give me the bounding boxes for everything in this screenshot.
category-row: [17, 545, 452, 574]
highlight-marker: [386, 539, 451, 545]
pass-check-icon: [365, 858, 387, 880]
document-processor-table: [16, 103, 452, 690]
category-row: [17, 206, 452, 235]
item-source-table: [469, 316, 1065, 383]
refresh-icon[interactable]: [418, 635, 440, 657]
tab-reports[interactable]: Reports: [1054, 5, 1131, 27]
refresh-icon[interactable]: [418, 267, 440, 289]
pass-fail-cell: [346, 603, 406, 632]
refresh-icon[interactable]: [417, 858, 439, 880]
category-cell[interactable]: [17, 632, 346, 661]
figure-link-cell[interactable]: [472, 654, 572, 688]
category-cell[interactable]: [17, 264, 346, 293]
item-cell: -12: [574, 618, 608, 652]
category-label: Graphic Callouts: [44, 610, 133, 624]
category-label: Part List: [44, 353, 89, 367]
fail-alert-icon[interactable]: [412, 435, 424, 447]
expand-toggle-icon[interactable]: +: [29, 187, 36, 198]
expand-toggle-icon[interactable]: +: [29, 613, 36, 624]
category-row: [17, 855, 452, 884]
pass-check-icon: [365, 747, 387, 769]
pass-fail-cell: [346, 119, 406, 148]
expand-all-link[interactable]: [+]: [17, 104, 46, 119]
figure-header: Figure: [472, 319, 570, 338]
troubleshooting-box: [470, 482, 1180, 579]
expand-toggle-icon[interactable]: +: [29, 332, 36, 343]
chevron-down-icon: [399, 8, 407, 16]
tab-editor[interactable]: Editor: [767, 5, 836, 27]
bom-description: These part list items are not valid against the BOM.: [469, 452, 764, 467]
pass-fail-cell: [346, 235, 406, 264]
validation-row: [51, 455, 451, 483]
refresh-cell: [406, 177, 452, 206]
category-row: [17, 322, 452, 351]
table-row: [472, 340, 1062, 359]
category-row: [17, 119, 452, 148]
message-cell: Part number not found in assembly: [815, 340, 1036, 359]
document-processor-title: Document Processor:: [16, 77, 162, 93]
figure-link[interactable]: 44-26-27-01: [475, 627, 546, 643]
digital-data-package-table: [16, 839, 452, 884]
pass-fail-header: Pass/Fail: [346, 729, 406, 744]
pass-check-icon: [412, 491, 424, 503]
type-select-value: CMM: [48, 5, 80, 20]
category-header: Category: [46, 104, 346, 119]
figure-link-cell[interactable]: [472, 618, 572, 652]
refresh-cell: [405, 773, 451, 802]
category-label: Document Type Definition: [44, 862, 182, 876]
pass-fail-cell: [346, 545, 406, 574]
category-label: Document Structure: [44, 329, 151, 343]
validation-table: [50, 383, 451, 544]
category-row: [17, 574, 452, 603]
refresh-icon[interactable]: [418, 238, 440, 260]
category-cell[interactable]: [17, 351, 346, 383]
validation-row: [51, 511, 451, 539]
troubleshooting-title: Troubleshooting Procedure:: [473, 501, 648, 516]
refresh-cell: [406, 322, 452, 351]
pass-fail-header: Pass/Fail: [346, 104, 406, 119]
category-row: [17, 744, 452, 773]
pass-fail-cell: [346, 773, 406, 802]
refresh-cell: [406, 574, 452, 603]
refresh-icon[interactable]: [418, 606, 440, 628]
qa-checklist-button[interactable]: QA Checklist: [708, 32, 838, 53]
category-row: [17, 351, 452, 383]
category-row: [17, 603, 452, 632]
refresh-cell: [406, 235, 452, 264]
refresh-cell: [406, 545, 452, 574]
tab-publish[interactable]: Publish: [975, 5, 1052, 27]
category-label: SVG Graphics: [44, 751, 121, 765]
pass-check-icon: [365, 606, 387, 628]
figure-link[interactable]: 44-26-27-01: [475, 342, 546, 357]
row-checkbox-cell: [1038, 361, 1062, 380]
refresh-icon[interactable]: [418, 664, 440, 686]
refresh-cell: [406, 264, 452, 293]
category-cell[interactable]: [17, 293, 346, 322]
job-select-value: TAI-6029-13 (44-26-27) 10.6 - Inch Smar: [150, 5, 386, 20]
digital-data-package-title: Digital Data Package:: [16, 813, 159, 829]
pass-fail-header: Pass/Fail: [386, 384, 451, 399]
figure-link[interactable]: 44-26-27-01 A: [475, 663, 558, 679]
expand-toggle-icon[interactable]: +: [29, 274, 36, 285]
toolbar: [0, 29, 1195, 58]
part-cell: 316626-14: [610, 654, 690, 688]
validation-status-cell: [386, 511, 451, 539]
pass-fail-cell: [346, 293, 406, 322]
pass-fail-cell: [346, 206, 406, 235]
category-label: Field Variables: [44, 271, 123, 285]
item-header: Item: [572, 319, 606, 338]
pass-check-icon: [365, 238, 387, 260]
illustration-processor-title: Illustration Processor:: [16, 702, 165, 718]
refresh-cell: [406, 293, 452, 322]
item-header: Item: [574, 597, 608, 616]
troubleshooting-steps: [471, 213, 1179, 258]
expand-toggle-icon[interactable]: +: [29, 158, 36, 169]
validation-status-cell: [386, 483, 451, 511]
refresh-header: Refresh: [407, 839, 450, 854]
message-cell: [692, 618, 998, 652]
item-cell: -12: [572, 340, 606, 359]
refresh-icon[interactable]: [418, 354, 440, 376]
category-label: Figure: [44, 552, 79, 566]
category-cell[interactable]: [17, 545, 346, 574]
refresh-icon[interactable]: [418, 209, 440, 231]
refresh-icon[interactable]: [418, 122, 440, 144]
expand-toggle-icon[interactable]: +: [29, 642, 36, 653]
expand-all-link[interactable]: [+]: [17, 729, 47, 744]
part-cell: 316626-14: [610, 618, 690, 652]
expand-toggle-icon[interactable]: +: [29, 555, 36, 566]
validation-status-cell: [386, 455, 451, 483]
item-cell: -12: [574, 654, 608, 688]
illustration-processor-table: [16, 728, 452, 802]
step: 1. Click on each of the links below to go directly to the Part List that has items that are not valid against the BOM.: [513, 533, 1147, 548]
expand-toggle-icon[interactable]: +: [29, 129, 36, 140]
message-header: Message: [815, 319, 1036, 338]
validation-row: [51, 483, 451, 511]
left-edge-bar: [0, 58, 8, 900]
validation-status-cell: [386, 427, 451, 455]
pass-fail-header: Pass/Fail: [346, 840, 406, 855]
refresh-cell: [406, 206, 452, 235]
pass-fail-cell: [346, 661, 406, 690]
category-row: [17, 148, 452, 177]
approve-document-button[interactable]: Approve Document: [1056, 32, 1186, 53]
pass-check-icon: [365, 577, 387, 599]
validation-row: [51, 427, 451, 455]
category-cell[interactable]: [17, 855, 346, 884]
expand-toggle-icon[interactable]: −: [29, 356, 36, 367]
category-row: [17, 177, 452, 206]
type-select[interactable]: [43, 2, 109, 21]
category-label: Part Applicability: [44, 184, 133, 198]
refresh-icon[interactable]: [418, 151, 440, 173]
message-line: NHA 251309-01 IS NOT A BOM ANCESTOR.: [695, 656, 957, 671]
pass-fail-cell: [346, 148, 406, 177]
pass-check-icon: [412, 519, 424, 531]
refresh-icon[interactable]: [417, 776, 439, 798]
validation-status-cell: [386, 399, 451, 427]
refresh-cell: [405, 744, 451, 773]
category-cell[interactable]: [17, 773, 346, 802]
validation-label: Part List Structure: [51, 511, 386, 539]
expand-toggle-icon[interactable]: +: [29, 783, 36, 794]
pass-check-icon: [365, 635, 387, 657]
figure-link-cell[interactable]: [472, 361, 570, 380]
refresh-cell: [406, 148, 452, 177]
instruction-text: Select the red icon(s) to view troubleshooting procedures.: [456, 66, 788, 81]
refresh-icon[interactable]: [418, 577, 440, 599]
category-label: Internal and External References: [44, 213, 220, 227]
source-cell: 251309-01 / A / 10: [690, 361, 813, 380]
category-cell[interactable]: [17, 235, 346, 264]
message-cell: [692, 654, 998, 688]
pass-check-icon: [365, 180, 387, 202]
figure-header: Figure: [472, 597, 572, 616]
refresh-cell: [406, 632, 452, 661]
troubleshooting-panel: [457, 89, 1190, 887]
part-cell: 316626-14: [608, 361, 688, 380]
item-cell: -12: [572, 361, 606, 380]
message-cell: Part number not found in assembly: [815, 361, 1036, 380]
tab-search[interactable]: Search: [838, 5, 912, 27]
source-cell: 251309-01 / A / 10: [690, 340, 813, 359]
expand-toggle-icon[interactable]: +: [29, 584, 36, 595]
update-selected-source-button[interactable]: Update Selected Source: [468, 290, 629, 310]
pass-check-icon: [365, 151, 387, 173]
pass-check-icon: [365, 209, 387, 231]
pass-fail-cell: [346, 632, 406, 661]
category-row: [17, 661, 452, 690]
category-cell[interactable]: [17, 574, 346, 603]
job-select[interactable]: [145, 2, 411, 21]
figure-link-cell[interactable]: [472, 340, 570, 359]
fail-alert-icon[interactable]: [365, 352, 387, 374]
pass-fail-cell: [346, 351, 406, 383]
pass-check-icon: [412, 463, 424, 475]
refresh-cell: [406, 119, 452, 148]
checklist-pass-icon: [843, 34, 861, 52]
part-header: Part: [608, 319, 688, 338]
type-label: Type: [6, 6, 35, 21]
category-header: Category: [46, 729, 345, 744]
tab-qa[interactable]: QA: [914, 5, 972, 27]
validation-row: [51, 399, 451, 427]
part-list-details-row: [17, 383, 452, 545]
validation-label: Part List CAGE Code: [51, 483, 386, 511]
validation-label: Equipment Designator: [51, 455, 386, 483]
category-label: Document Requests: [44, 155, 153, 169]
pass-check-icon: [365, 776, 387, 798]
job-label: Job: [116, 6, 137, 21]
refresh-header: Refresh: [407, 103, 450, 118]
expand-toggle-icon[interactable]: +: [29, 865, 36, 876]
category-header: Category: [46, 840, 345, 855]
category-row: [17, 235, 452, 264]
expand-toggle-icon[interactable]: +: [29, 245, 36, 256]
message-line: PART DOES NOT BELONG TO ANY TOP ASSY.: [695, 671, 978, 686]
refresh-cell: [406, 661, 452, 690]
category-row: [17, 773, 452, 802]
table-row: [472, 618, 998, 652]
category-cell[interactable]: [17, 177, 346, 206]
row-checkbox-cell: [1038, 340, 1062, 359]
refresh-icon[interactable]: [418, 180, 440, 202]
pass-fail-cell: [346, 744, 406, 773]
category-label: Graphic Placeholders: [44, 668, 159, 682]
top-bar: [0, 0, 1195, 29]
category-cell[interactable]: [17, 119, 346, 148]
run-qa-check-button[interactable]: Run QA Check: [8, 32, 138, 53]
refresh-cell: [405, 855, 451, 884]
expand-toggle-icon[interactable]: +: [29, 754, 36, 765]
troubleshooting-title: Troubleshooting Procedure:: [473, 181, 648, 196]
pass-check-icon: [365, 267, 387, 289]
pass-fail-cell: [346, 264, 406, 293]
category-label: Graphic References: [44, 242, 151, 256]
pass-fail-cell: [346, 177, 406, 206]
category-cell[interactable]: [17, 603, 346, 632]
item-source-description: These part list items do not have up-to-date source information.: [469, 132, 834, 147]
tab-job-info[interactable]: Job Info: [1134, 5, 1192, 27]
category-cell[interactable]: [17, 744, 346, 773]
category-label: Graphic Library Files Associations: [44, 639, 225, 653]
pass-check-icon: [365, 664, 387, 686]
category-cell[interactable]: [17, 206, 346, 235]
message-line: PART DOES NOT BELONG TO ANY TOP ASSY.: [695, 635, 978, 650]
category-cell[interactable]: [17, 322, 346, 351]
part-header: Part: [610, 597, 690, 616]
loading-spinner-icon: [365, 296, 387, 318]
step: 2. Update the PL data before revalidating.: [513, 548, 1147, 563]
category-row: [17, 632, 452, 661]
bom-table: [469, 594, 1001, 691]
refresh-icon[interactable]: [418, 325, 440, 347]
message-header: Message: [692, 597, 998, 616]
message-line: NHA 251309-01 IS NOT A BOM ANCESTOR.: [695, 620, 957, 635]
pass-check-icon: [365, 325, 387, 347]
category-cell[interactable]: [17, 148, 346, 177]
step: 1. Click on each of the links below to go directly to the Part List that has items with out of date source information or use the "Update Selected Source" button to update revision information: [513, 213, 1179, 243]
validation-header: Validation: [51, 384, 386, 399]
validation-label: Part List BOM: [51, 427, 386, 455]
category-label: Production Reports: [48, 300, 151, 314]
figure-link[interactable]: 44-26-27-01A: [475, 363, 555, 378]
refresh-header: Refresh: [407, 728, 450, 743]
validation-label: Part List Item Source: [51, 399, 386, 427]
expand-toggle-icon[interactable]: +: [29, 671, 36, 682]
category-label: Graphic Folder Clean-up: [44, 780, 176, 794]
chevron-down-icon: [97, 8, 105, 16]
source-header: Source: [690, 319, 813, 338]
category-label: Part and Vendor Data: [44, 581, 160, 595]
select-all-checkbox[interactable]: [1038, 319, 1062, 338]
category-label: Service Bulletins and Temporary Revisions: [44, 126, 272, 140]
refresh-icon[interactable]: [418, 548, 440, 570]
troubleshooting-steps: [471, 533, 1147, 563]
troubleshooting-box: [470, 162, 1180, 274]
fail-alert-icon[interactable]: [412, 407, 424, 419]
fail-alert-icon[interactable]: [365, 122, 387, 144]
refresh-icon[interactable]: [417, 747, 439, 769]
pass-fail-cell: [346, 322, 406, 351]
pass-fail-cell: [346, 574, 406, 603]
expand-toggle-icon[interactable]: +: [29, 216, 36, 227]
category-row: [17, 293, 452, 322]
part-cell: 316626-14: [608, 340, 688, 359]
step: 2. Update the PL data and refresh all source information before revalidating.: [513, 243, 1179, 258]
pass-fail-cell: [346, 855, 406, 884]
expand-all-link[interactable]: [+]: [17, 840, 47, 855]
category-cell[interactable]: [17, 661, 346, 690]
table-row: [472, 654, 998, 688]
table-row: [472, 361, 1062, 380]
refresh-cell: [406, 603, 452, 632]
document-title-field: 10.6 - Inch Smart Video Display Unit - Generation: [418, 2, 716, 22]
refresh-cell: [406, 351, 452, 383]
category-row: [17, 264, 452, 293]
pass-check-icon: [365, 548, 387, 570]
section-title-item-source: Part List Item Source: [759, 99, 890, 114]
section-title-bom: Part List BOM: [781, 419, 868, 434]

* **What you will do**
Can you reproduce the records word for word, beginning with their first line and stopping after the line that contains "category-row: [17, 206, 452, 235]"?

* **Answer in full**
give me the bounding boxes for everything in this screenshot.
category-row: [17, 545, 452, 574]
highlight-marker: [386, 539, 451, 545]
pass-check-icon: [365, 858, 387, 880]
document-processor-table: [16, 103, 452, 690]
category-row: [17, 206, 452, 235]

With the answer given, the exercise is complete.